* **Stored entries**
########################################
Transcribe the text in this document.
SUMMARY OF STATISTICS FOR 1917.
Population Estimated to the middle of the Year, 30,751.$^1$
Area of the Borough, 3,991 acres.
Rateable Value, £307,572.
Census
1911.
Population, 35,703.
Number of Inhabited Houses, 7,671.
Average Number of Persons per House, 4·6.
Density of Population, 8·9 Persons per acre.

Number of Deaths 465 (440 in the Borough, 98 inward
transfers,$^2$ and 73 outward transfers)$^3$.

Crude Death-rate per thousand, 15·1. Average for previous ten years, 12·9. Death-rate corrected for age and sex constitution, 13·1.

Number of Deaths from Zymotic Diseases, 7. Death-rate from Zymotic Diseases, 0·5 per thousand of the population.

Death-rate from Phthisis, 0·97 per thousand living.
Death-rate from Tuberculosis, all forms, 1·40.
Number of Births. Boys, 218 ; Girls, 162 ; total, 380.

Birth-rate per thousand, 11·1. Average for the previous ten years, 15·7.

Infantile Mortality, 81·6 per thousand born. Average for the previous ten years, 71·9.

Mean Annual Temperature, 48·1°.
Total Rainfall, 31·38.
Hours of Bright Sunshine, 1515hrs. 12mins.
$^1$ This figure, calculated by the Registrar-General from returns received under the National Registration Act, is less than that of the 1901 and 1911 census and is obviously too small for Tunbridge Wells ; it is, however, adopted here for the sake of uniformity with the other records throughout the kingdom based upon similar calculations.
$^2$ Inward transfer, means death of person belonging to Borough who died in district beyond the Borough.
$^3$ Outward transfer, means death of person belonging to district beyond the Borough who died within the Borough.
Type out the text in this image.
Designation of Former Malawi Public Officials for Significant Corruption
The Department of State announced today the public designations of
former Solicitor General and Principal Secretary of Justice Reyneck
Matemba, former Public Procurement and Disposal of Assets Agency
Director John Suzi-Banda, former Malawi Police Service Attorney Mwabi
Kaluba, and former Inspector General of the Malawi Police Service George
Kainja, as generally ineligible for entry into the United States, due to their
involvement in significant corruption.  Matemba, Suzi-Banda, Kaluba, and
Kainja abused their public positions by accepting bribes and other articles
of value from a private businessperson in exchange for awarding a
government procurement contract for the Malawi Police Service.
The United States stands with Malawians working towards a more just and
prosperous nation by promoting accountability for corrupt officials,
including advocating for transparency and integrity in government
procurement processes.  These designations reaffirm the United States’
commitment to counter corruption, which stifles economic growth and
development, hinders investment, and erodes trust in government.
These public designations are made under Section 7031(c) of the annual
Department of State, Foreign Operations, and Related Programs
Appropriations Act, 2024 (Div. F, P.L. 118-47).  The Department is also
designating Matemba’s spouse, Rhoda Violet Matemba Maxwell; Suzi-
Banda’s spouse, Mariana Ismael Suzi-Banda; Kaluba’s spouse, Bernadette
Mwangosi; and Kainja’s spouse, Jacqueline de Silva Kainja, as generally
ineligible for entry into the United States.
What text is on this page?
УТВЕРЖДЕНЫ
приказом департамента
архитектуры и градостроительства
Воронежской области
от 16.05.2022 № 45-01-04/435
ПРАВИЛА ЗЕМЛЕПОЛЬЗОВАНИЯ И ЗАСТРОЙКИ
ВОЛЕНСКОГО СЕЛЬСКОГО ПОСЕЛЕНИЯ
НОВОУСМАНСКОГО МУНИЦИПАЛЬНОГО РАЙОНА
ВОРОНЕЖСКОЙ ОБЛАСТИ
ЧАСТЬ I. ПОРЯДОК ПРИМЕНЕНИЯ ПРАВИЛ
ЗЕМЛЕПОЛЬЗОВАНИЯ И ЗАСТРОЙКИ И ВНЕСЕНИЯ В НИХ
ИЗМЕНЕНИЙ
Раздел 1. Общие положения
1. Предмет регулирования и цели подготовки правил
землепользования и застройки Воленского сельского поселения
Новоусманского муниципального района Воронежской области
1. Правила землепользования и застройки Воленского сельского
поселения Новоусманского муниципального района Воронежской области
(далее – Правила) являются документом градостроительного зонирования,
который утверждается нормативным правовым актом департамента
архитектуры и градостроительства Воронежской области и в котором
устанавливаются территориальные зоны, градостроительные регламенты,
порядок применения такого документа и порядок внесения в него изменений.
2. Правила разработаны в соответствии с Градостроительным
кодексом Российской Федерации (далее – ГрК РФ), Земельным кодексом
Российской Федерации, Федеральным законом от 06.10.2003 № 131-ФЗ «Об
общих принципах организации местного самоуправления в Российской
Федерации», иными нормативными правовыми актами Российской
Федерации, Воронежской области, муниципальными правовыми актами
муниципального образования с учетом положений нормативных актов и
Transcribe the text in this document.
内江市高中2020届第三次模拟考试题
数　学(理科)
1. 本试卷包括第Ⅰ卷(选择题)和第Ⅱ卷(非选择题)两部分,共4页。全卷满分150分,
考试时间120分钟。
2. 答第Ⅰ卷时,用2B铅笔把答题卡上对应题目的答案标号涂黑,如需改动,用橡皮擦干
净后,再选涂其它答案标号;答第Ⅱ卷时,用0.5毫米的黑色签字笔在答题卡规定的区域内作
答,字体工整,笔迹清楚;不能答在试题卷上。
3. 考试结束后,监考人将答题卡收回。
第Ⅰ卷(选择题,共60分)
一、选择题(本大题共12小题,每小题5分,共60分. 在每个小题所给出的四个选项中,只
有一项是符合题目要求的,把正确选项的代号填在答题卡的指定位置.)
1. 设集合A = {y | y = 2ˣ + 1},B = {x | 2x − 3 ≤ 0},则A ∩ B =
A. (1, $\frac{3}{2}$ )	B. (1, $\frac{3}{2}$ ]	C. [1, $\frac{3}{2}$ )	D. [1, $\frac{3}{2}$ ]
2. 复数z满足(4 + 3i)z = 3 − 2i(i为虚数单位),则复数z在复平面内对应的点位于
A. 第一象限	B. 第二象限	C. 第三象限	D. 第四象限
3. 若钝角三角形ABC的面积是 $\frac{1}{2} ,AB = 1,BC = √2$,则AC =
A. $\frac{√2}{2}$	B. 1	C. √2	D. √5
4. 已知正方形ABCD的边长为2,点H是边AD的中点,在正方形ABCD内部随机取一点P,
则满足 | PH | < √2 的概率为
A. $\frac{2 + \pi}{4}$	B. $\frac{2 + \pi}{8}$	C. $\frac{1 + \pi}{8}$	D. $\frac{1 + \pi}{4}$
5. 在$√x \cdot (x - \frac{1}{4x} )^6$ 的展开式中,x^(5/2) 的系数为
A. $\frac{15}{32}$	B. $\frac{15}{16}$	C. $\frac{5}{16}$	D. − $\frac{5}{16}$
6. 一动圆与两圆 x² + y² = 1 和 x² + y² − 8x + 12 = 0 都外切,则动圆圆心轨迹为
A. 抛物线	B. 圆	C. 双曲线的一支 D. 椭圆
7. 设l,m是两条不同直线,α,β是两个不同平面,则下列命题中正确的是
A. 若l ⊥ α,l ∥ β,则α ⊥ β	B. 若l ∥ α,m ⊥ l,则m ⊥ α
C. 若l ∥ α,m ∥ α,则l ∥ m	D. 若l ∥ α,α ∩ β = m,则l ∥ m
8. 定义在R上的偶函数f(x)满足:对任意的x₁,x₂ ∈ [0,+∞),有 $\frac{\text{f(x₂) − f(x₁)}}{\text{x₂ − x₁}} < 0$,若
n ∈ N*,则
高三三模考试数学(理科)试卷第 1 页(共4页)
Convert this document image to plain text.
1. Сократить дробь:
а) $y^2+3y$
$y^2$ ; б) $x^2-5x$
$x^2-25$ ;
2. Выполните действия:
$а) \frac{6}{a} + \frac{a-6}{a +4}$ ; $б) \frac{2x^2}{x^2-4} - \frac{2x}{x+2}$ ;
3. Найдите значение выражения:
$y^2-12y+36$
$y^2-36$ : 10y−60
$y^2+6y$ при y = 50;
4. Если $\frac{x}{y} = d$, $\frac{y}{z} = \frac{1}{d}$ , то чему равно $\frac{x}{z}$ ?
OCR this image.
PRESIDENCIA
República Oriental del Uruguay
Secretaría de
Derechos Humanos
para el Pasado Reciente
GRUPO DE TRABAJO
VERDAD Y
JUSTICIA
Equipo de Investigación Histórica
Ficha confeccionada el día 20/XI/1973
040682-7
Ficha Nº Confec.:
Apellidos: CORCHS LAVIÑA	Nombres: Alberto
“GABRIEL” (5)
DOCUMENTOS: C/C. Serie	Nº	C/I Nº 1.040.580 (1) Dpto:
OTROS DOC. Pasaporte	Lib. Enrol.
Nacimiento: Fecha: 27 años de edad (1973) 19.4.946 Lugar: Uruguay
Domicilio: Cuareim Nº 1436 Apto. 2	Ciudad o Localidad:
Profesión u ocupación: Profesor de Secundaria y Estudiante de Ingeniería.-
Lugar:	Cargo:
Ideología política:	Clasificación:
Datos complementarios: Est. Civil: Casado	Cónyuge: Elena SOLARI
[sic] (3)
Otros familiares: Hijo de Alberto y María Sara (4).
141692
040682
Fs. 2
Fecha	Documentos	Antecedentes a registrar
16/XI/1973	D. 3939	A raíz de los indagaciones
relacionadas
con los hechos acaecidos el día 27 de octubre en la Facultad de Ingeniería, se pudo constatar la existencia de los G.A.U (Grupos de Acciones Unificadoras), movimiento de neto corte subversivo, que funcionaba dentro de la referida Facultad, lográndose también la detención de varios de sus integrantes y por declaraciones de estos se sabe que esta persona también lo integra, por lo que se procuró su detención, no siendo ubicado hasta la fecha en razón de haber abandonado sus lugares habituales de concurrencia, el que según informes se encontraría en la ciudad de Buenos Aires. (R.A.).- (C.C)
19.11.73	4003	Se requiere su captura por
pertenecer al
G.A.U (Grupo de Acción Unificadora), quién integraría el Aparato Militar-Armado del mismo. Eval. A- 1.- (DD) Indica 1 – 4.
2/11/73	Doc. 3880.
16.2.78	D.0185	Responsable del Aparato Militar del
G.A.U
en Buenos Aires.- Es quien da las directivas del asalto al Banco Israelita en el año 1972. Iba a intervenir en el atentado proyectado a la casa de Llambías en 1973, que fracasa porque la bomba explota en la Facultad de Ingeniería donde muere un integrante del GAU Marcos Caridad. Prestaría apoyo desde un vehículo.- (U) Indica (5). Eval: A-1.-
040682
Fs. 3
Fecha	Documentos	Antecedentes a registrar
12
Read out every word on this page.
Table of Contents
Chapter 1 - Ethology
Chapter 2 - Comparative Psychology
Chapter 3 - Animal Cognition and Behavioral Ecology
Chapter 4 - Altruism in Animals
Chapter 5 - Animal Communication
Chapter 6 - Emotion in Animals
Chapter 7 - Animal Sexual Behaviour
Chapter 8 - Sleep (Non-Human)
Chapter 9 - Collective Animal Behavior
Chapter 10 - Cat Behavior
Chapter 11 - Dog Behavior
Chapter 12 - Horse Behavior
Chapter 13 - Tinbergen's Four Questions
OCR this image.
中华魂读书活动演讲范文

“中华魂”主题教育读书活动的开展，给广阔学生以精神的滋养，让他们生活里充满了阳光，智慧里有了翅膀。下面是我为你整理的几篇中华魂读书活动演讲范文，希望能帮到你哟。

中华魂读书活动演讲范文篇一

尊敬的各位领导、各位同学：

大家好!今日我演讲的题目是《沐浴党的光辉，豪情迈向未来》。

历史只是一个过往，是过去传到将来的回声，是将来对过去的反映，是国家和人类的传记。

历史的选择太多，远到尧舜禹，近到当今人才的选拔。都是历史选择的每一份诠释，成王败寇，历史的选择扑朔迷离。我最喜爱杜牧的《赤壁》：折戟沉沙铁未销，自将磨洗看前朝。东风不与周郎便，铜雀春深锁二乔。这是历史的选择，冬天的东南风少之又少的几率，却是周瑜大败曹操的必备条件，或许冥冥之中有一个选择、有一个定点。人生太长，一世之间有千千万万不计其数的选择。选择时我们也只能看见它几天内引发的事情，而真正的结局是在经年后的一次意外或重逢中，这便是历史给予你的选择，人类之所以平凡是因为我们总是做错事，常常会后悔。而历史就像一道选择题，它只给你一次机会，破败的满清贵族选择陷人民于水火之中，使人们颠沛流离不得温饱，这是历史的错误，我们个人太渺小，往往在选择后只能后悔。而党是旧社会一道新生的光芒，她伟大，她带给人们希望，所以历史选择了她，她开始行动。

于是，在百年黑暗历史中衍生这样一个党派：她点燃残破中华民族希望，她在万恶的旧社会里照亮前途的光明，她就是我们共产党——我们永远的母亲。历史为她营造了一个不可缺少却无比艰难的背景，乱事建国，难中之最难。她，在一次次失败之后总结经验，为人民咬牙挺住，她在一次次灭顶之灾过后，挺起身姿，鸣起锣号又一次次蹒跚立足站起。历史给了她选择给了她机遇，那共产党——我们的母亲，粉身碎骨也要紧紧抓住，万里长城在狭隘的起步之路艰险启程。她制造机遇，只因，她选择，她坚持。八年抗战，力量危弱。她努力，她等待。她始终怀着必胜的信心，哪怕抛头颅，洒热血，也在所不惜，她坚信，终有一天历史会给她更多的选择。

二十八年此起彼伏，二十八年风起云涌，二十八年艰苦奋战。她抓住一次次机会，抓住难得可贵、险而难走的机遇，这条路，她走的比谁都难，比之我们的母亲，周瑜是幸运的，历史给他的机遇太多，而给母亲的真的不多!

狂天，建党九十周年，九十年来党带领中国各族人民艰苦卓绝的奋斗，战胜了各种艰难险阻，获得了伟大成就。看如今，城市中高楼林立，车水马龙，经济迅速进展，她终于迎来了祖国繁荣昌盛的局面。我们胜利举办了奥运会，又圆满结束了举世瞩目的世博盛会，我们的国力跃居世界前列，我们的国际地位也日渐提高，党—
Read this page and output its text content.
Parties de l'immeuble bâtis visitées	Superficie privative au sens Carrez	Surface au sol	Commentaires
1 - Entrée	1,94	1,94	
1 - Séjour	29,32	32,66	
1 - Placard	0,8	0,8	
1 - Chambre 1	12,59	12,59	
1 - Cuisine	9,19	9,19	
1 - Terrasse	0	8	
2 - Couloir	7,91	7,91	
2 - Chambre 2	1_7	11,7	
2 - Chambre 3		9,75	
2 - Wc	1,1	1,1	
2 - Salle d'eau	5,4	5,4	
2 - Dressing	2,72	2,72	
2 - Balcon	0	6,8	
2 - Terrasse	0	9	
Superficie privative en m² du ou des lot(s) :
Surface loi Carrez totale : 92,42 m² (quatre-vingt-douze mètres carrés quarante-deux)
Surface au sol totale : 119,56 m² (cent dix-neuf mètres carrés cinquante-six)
########################################
* **INSTRUCTIONS FOR THE TASK**
Which lines include the word "Borough"? List them all.

* **REPLY**
Area of the Borough, 3,991 acres.
Number of Deaths 465 (440 in the Borough, 98 inward
$^2$ Inward transfer, means death of person belonging to Borough who died in district beyond the Borough.
$^3$ Outward transfer, means death of person belonging to district beyond the Borough who died within the Borough.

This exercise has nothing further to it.